List every line in this data where the string "Maria" occurs.
****************
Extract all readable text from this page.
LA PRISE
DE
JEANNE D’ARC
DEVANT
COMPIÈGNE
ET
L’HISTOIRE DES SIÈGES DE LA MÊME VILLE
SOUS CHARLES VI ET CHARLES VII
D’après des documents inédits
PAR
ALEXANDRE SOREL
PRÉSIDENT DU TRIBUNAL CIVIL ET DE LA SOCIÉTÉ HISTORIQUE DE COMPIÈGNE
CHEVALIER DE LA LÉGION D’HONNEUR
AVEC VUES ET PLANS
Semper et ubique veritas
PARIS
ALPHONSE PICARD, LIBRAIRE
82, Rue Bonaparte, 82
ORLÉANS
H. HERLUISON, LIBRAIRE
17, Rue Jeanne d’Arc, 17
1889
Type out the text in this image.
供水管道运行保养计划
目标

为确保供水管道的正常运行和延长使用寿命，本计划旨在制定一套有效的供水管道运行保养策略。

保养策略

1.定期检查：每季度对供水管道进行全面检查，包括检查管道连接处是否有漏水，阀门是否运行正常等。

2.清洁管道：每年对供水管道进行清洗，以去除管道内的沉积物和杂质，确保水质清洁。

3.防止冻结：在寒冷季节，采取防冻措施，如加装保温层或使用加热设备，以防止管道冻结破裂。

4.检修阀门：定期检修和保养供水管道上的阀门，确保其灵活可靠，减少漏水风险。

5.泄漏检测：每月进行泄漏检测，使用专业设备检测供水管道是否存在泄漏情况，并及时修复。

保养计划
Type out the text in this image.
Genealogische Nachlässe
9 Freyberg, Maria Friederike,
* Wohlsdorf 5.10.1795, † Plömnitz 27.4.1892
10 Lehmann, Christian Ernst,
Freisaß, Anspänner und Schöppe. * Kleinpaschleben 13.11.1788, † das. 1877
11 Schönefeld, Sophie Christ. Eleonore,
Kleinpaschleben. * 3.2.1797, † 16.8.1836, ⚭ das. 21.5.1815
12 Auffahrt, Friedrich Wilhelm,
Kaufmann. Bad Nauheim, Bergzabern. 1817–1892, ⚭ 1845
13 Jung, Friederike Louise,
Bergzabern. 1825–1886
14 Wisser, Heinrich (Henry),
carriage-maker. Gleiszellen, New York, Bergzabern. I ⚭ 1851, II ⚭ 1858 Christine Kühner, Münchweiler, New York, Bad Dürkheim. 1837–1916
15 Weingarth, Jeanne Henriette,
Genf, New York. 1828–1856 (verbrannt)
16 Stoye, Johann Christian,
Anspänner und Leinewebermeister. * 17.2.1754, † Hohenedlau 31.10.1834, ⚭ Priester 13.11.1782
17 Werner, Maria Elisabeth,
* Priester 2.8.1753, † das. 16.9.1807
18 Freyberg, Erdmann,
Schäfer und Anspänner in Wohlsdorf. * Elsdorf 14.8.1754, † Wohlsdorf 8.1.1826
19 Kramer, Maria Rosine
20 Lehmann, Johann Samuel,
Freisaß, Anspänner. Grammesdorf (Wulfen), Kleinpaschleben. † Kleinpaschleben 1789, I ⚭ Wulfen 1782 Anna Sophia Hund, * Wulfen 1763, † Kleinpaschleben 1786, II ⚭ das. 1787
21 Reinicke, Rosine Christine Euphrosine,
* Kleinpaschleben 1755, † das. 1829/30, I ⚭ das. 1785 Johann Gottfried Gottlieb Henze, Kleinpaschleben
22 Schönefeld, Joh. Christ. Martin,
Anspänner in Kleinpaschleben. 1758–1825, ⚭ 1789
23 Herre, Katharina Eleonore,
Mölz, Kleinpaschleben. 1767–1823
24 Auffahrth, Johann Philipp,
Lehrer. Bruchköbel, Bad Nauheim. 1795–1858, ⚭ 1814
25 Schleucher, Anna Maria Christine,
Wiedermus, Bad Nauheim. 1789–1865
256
****************
▸ Solved exercise
9 Freyberg, Maria Friederike,
17 Werner, Maria Elisabeth,
19 Kramer, Maria Rosine
25 Schleucher, Anna Maria Christine,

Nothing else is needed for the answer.